Given request: Repeat each entry exactly and drop the pictures.
----
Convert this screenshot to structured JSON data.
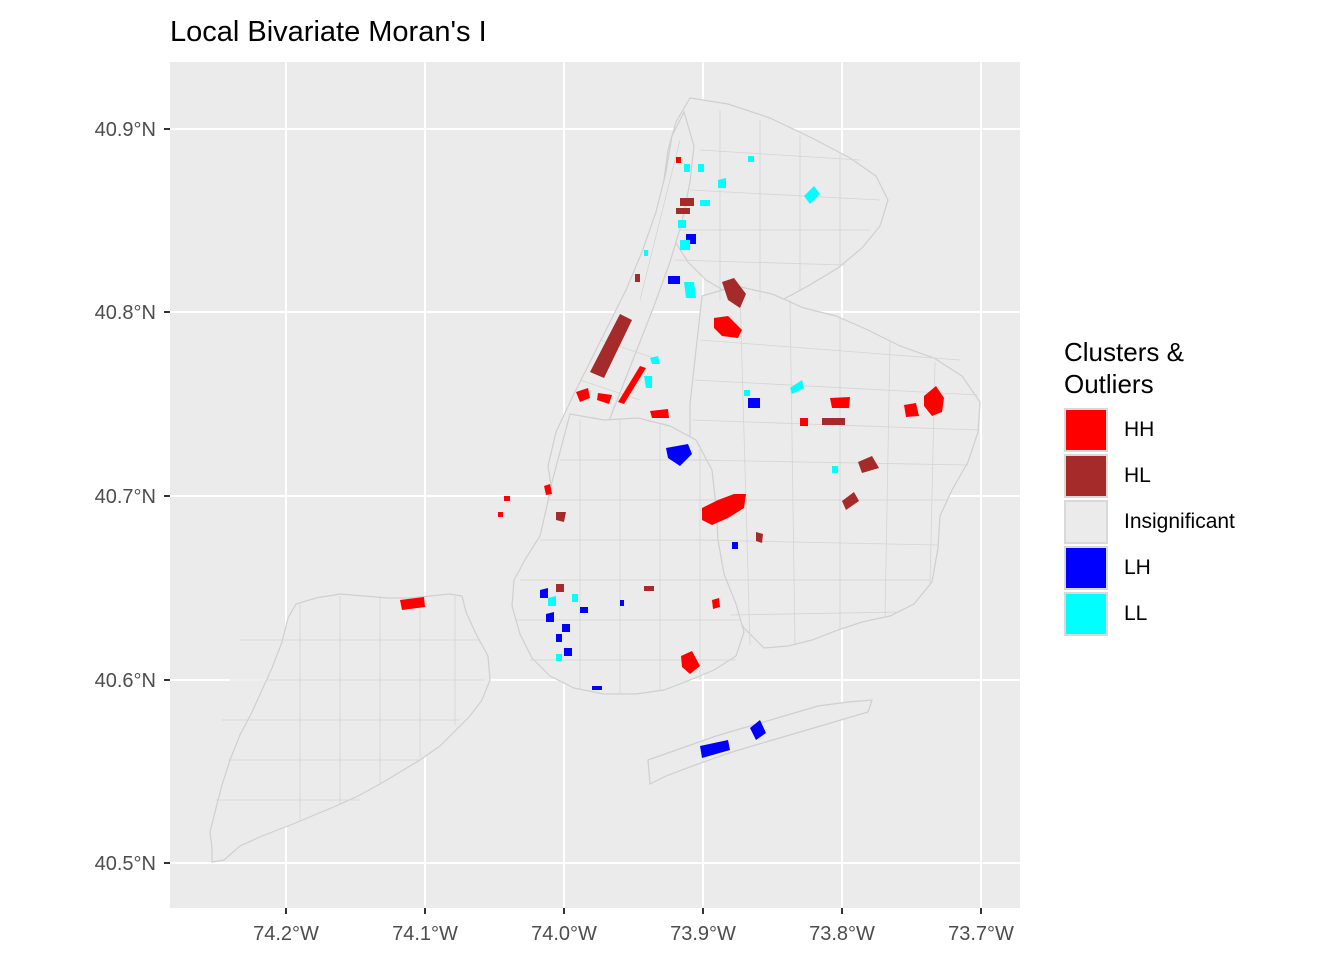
{
  "title": "Local Bivariate Moran's I",
  "legend": {
    "title_line1": "Clusters &",
    "title_line2": "Outliers",
    "items": [
      {
        "label": "HH",
        "color": "#ff0000"
      },
      {
        "label": "HL",
        "color": "#a52a2a"
      },
      {
        "label": "Insignificant",
        "color": "#ebebeb"
      },
      {
        "label": "LH",
        "color": "#0000ff"
      },
      {
        "label": "LL",
        "color": "#00ffff"
      }
    ]
  },
  "axes": {
    "x_ticks": [
      "74.2°W",
      "74.1°W",
      "74.0°W",
      "73.9°W",
      "73.8°W",
      "73.7°W"
    ],
    "y_ticks": [
      "40.9°N",
      "40.8°N",
      "40.7°N",
      "40.6°N",
      "40.5°N"
    ]
  },
  "colors": {
    "panel": "#ebebeb",
    "grid": "#ffffff",
    "land": "#ebebeb",
    "boundary": "#cfcfcf"
  }
}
----
Completed task:
Convert this screenshot to structured JSON data.
{
  "title": "Local Bivariate Moran's I",
  "legend": {
    "title_line1": "Clusters &",
    "title_line2": "Outliers",
    "items": [
      {
        "label": "HH",
        "color": "#ff0000"
      },
      {
        "label": "HL",
        "color": "#a52a2a"
      },
      {
        "label": "Insignificant",
        "color": "#ebebeb"
      },
      {
        "label": "LH",
        "color": "#0000ff"
      },
      {
        "label": "LL",
        "color": "#00ffff"
      }
    ]
  },
  "axes": {
    "x_ticks": [
      "74.2°W",
      "74.1°W",
      "74.0°W",
      "73.9°W",
      "73.8°W",
      "73.7°W"
    ],
    "y_ticks": [
      "40.9°N",
      "40.8°N",
      "40.7°N",
      "40.6°N",
      "40.5°N"
    ]
  },
  "colors": {
    "panel": "#ebebeb",
    "grid": "#ffffff",
    "land": "#ebebeb",
    "boundary": "#cfcfcf"
  }
}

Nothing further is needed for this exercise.